> _Stated goal_
Select the lines that hold the word "text" and copy each one.

> _Provided data_
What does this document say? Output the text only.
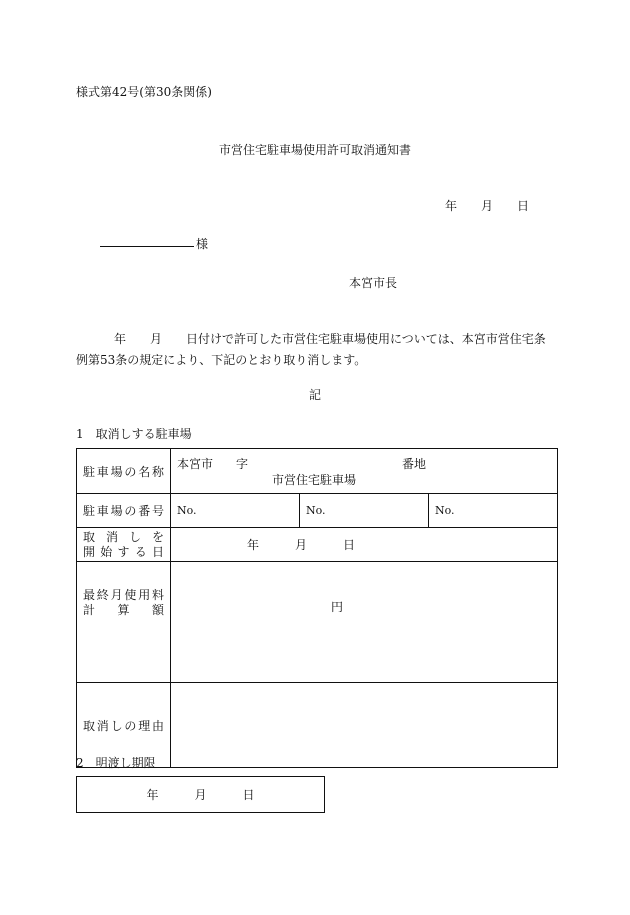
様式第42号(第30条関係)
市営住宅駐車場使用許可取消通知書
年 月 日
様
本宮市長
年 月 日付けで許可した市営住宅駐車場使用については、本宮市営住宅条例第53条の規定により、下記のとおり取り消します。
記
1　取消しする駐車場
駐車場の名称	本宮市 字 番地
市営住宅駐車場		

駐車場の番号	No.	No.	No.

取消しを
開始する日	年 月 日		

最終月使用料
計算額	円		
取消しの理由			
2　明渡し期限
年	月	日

--

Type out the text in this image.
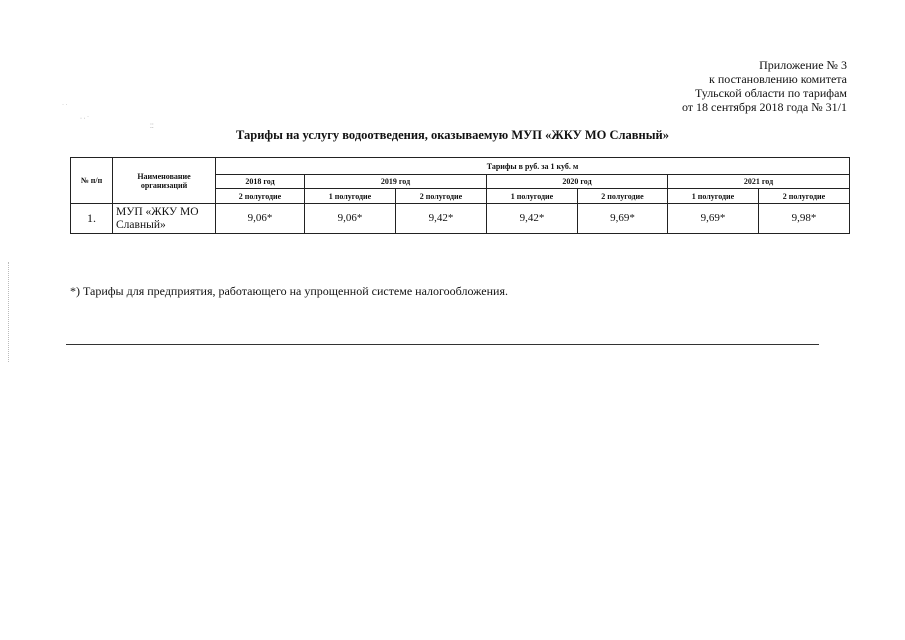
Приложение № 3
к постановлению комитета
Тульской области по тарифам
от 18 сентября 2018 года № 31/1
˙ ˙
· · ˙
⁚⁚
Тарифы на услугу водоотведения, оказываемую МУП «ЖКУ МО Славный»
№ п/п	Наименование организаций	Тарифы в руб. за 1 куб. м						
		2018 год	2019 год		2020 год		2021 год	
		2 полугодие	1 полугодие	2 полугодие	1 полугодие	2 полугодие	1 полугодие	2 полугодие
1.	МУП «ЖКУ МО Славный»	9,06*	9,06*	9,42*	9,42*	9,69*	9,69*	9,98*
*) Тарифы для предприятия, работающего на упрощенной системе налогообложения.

> _Complete response_
What does this document say? Output the text only.
Type out the text in this image.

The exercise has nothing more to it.